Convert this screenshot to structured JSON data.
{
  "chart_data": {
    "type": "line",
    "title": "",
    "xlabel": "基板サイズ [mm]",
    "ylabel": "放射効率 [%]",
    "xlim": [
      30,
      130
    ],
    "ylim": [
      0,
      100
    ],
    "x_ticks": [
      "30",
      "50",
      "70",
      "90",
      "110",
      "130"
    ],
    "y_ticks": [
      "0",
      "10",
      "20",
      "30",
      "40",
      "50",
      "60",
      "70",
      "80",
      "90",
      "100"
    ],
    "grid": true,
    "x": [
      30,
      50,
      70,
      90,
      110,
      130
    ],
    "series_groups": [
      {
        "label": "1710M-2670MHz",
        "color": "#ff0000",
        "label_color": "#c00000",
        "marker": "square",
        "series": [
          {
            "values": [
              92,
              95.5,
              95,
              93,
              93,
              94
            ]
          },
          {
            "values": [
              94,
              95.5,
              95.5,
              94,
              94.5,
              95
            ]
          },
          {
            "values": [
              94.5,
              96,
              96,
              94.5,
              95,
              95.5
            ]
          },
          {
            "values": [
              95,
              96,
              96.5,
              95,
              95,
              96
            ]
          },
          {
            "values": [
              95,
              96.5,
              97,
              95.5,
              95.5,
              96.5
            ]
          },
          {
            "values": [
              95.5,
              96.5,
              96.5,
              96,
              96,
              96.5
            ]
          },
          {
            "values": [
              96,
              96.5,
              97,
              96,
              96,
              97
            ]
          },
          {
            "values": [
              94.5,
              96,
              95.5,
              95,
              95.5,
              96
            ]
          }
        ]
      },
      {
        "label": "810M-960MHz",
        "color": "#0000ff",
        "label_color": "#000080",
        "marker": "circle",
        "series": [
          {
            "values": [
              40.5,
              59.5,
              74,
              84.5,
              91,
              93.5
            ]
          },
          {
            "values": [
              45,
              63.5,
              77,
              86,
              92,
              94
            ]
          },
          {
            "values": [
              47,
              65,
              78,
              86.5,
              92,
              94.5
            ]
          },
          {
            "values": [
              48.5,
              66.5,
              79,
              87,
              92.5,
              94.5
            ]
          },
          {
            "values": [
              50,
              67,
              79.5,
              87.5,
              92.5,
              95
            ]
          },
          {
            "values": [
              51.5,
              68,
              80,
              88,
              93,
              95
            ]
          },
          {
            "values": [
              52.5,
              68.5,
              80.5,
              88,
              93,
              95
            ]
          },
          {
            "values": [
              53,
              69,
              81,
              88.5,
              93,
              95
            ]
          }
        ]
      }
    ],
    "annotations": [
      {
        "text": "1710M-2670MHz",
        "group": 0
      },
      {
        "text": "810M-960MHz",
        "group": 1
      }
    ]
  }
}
######
§ Written task
Transcribe all entries exactly as they are given.

§ Task answer
Convert this screenshot to structured JSON data.
{
  "chart_data": {
    "type": "line",
    "title": "",
    "xlabel": "基板サイズ [mm]",
    "ylabel": "放射効率 [%]",
    "xlim": [
      30,
      130
    ],
    "ylim": [
      0,
      100
    ],
    "x_ticks": [
      "30",
      "50",
      "70",
      "90",
      "110",
      "130"
    ],
    "y_ticks": [
      "0",
      "10",
      "20",
      "30",
      "40",
      "50",
      "60",
      "70",
      "80",
      "90",
      "100"
    ],
    "grid": true,
    "x": [
      30,
      50,
      70,
      90,
      110,
      130
    ],
    "series_groups": [
      {
        "label": "1710M-2670MHz",
        "color": "#ff0000",
        "label_color": "#c00000",
        "marker": "square",
        "series": [
          {
            "values": [
              92,
              95.5,
              95,
              93,
              93,
              94
            ]
          },
          {
            "values": [
              94,
              95.5,
              95.5,
              94,
              94.5,
              95
            ]
          },
          {
            "values": [
              94.5,
              96,
              96,
              94.5,
              95,
              95.5
            ]
          },
          {
            "values": [
              95,
              96,
              96.5,
              95,
              95,
              96
            ]
          },
          {
            "values": [
              95,
              96.5,
              97,
              95.5,
              95.5,
              96.5
            ]
          },
          {
            "values": [
              95.5,
              96.5,
              96.5,
              96,
              96,
              96.5
            ]
          },
          {
            "values": [
              96,
              96.5,
              97,
              96,
              96,
              97
            ]
          },
          {
            "values": [
              94.5,
              96,
              95.5,
              95,
              95.5,
              96
            ]
          }
        ]
      },
      {
        "label": "810M-960MHz",
        "color": "#0000ff",
        "label_color": "#000080",
        "marker": "circle",
        "series": [
          {
            "values": [
              40.5,
              59.5,
              74,
              84.5,
              91,
              93.5
            ]
          },
          {
            "values": [
              45,
              63.5,
              77,
              86,
              92,
              94
            ]
          },
          {
            "values": [
              47,
              65,
              78,
              86.5,
              92,
              94.5
            ]
          },
          {
            "values": [
              48.5,
              66.5,
              79,
              87,
              92.5,
              94.5
            ]
          },
          {
            "values": [
              50,
              67,
              79.5,
              87.5,
              92.5,
              95
            ]
          },
          {
            "values": [
              51.5,
              68,
              80,
              88,
              93,
              95
            ]
          },
          {
            "values": [
              52.5,
              68.5,
              80.5,
              88,
              93,
              95
            ]
          },
          {
            "values": [
              53,
              69,
              81,
              88.5,
              93,
              95
            ]
          }
        ]
      }
    ],
    "annotations": [
      {
        "text": "1710M-2670MHz",
        "group": 0
      },
      {
        "text": "810M-960MHz",
        "group": 1
      }
    ]
  }
}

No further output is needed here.